**What is required**
Copy each line that has the string "screenshot" somewhere in it.

[Data listing]
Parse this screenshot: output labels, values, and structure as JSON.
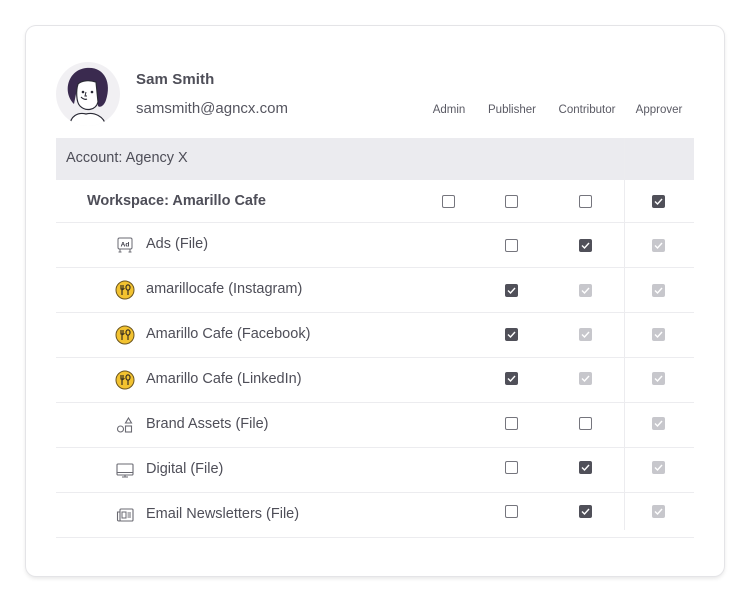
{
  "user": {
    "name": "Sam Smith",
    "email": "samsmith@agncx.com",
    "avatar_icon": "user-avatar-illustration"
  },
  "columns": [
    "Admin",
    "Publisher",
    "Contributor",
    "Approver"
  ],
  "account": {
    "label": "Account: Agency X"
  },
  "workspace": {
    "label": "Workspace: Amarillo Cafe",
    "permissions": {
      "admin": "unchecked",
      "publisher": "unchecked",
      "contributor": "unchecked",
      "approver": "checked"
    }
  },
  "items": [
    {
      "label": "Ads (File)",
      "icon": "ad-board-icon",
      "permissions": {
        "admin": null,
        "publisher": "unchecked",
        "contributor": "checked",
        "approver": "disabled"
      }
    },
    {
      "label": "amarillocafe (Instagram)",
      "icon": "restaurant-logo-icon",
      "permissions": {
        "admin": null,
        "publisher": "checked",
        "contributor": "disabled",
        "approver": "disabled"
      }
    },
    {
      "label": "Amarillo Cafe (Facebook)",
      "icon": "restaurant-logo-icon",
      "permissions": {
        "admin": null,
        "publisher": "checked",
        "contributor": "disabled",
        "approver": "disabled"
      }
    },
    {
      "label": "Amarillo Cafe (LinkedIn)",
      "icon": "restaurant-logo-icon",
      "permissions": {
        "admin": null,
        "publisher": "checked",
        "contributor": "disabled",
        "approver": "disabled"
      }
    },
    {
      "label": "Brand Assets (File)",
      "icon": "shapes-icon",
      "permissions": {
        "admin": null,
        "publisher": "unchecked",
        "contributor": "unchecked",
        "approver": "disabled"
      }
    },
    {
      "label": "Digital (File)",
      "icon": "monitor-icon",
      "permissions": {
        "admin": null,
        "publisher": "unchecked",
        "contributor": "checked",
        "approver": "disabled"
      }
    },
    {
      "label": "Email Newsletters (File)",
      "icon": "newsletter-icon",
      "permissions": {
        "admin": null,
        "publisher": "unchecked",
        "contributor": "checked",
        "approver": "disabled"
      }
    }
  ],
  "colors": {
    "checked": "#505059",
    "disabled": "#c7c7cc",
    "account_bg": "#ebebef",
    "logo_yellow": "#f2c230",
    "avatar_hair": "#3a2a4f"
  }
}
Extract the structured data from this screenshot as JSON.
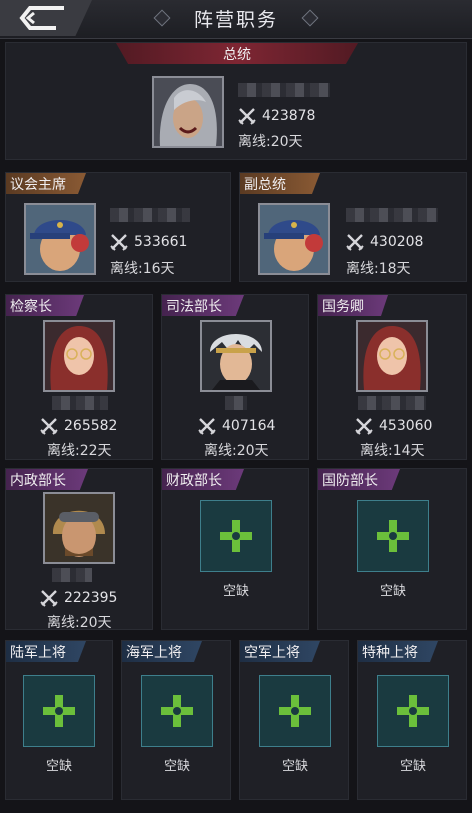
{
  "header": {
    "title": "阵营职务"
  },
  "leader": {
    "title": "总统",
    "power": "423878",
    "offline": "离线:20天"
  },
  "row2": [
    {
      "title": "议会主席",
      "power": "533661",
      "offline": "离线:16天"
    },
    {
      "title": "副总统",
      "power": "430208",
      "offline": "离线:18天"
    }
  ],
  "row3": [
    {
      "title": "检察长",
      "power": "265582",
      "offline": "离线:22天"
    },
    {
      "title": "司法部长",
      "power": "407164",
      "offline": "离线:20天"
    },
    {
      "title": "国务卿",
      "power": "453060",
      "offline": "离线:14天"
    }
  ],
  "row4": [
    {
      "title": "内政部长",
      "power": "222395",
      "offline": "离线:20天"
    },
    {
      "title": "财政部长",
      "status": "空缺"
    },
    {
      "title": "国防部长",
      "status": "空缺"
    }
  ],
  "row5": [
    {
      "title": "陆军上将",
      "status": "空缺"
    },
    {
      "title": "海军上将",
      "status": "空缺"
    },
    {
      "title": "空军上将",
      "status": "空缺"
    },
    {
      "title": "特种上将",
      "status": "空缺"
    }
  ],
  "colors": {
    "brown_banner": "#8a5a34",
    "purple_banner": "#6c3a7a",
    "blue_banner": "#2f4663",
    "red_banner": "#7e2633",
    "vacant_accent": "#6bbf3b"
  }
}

**The solution**
Parse this screenshot: output labels, values, and structure as JSON.
Extract the structured data from this screenshot as JSON.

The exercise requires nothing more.